(Excerpts from a figure dataset)
━━━

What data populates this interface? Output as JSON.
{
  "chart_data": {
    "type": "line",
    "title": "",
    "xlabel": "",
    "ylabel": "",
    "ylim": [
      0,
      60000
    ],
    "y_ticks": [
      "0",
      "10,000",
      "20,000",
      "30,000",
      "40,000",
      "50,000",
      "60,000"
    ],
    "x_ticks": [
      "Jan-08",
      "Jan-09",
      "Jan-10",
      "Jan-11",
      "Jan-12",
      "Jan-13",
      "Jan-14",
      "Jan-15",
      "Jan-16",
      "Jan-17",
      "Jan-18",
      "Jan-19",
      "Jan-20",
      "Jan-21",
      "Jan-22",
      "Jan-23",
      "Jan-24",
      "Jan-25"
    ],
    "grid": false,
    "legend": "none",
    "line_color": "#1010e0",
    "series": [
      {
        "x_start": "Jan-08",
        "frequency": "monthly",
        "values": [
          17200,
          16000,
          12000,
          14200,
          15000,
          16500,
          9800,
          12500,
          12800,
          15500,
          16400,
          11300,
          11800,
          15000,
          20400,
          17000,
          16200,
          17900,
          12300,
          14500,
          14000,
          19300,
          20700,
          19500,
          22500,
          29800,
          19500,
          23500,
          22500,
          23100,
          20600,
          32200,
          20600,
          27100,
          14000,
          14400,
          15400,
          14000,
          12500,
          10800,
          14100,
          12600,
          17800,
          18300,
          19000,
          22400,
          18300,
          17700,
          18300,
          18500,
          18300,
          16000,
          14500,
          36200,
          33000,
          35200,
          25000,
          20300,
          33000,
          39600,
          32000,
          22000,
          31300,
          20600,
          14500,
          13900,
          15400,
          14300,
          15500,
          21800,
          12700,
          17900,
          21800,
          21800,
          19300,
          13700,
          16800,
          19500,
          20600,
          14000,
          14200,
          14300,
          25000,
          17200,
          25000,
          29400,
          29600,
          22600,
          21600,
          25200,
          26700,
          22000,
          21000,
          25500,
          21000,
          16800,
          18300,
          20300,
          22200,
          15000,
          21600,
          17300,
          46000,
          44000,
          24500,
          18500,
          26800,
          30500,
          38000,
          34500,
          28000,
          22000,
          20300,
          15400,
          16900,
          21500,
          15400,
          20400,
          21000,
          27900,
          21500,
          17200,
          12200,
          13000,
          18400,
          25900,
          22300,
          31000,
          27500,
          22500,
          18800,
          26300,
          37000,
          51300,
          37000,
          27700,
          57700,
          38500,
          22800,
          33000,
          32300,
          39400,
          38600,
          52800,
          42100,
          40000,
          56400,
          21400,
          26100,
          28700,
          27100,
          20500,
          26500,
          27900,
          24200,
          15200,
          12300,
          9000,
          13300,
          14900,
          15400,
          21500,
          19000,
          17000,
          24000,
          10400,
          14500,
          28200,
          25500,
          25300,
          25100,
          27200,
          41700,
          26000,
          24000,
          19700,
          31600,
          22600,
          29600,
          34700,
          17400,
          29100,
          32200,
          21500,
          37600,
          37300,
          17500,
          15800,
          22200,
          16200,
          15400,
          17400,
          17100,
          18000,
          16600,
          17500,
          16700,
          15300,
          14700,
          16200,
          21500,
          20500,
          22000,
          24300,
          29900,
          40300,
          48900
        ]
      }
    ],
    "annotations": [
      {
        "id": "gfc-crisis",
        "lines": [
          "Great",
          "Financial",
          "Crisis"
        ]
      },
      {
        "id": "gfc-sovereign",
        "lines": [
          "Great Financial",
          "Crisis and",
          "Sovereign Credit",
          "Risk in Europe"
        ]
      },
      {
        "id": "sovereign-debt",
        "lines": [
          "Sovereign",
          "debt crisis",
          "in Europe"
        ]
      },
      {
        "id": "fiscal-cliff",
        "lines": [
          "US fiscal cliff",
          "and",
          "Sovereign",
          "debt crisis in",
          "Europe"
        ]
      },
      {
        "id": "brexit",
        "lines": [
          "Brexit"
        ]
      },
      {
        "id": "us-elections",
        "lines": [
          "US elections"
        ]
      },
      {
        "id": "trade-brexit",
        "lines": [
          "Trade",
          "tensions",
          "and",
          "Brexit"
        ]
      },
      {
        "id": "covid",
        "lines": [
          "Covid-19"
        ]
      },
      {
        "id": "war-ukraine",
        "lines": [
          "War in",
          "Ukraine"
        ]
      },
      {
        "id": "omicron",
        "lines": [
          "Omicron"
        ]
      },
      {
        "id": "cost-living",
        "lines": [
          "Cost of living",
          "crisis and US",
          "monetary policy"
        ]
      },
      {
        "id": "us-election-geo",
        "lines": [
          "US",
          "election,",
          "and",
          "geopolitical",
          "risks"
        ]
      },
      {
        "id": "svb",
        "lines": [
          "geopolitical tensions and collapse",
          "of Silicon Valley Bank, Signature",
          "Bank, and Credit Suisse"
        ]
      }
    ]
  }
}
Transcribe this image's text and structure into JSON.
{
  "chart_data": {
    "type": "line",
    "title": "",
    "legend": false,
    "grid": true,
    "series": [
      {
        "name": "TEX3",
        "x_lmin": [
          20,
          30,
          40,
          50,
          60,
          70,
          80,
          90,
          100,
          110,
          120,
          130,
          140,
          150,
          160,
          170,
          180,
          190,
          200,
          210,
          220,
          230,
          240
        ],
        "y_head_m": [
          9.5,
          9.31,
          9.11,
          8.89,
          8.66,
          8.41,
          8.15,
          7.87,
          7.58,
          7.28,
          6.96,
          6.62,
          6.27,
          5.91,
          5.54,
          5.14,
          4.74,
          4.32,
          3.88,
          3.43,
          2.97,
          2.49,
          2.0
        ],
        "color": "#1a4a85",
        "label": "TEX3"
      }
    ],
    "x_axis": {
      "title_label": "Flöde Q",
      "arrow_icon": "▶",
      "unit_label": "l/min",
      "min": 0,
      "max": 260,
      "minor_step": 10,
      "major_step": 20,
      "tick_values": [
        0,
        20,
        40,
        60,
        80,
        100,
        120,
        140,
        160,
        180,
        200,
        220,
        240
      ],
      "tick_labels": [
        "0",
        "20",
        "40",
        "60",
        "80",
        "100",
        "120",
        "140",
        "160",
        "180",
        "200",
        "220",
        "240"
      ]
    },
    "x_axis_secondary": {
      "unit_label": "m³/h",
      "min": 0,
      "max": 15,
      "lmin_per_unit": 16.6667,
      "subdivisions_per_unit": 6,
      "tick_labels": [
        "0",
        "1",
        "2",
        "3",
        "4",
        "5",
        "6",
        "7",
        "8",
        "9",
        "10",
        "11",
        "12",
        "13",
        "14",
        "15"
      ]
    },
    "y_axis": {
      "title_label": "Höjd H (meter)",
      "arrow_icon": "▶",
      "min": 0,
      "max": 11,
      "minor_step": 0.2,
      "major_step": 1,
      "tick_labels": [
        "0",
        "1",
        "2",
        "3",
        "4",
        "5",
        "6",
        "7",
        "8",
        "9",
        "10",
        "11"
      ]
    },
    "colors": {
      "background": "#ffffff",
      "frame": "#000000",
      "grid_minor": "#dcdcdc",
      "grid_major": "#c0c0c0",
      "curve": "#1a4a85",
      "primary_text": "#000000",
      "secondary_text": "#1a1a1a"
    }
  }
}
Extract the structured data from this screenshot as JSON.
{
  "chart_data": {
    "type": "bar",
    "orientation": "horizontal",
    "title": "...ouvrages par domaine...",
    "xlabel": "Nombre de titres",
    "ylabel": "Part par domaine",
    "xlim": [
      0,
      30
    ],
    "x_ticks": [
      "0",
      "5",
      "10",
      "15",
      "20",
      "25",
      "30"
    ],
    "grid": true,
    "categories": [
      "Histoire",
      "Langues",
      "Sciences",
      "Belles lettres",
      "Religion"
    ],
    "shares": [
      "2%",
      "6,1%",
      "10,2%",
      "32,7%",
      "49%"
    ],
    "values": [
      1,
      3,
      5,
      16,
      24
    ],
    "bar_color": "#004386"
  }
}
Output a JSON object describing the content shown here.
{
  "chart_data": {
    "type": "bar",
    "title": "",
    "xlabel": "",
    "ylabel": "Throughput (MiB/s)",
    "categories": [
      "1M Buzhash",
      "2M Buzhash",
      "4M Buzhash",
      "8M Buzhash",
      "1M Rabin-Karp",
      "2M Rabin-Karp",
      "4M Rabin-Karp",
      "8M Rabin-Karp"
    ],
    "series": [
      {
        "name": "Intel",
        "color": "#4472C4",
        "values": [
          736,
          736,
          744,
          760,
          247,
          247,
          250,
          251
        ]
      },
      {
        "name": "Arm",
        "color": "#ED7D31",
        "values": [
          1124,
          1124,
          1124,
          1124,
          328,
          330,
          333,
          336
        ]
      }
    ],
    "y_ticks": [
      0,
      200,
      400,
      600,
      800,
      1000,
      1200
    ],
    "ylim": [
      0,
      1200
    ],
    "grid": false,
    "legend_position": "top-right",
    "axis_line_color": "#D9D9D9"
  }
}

━━━

Job
Quote exactly the line containing "Output a JSON" and every later line through the end of the listing, and no other lines.

Answer to this problem
Output a JSON object describing the content shown here.
{
  "chart_data": {
    "type": "bar",
    "title": "",
    "xlabel": "",
    "ylabel": "Throughput (MiB/s)",
    "categories": [
      "1M Buzhash",
      "2M Buzhash",
      "4M Buzhash",
      "8M Buzhash",
      "1M Rabin-Karp",
      "2M Rabin-Karp",
      "4M Rabin-Karp",
      "8M Rabin-Karp"
    ],
    "series": [
      {
        "name": "Intel",
        "color": "#4472C4",
        "values": [
          736,
          736,
          744,
          760,
          247,
          247,
          250,
          251
        ]
      },
      {
        "name": "Arm",
        "color": "#ED7D31",
        "values": [
          1124,
          1124,
          1124,
          1124,
          328,
          330,
          333,
          336
        ]
      }
    ],
    "y_ticks": [
      0,
      200,
      400,
      600,
      800,
      1000,
      1200
    ],
    "ylim": [
      0,
      1200
    ],
    "grid": false,
    "legend_position": "top-right",
    "axis_line_color": "#D9D9D9"
  }
}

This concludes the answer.